* Begin TASK INPUTS *
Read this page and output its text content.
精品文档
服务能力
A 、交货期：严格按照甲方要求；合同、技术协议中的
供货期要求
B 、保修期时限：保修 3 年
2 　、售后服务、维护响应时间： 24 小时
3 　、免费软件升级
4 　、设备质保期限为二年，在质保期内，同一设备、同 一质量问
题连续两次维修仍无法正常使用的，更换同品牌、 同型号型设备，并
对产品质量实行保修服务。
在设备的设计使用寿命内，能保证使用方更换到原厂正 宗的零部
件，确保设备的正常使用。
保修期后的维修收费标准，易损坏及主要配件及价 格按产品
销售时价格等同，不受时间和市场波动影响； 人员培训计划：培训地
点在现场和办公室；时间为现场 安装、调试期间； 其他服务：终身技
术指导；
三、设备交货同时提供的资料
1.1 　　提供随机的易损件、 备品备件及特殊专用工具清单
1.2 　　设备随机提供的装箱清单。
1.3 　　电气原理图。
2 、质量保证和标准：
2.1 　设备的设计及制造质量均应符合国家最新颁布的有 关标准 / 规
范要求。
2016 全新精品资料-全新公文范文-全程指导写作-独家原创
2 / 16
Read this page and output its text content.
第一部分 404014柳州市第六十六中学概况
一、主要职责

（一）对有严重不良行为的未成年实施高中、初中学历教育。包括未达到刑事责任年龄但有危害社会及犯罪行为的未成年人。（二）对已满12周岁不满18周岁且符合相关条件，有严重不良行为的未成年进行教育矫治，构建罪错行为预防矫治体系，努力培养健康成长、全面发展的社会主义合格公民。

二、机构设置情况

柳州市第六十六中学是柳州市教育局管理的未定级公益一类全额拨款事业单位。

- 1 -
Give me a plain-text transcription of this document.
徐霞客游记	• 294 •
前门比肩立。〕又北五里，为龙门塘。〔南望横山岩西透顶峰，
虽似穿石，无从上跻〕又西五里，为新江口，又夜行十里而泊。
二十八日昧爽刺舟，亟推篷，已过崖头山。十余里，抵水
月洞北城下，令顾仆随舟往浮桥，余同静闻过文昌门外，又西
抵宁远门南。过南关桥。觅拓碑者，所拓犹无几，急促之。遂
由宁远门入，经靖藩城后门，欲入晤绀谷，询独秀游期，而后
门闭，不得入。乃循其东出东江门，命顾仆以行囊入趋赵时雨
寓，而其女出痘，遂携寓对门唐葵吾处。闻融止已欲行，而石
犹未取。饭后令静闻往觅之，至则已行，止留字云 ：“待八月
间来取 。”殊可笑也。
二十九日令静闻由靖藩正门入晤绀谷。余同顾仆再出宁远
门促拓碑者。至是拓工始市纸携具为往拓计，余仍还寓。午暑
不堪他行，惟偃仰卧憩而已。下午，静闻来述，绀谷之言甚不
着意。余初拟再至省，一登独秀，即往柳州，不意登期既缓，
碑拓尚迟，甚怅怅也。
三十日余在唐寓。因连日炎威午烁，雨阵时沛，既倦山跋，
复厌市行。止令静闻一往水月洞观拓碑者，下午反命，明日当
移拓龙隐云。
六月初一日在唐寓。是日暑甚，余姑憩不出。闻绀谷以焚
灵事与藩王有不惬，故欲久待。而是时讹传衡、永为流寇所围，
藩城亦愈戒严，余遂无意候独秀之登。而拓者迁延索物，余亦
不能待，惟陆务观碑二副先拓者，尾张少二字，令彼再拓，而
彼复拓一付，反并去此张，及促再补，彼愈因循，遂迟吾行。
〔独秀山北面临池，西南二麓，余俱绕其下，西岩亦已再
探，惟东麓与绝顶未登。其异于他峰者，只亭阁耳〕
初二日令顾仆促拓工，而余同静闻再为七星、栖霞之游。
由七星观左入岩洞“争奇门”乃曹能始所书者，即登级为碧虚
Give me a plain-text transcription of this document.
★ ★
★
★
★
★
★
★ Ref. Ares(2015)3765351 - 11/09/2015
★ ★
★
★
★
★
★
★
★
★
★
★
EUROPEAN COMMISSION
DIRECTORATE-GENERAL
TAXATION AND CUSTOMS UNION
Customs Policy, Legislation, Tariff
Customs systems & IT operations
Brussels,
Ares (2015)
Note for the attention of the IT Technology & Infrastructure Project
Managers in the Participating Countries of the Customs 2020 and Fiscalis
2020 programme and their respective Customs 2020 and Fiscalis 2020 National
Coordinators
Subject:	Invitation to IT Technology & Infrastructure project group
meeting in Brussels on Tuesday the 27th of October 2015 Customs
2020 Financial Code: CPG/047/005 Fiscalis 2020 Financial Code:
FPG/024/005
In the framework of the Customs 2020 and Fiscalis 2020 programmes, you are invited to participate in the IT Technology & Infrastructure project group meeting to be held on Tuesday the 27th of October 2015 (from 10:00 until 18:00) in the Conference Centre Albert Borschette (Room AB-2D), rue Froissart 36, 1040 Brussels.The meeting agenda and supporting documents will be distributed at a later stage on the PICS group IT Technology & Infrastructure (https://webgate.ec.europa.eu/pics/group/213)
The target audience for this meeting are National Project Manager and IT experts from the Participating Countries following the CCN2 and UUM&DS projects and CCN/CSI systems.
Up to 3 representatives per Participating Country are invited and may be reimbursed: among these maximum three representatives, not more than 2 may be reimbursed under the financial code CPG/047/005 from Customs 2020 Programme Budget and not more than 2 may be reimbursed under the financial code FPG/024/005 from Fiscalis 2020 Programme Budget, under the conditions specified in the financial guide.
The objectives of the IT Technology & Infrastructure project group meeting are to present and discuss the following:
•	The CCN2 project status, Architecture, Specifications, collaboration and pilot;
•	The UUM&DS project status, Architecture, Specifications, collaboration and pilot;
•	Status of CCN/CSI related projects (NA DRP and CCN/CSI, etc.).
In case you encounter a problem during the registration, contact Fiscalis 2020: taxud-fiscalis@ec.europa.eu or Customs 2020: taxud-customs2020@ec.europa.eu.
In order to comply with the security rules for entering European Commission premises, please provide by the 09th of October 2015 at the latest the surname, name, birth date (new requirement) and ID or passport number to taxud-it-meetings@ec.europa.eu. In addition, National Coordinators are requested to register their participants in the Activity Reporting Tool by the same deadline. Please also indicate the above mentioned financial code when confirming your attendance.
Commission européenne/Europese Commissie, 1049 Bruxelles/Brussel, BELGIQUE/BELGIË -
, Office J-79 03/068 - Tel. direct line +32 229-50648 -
* End TASK INPUTS *
▸ **DIRECTIVE**: Check each line of these records for the string "Countries" and state only how many lines have it.

▸ **RESPONSE TO THE TASK**: 2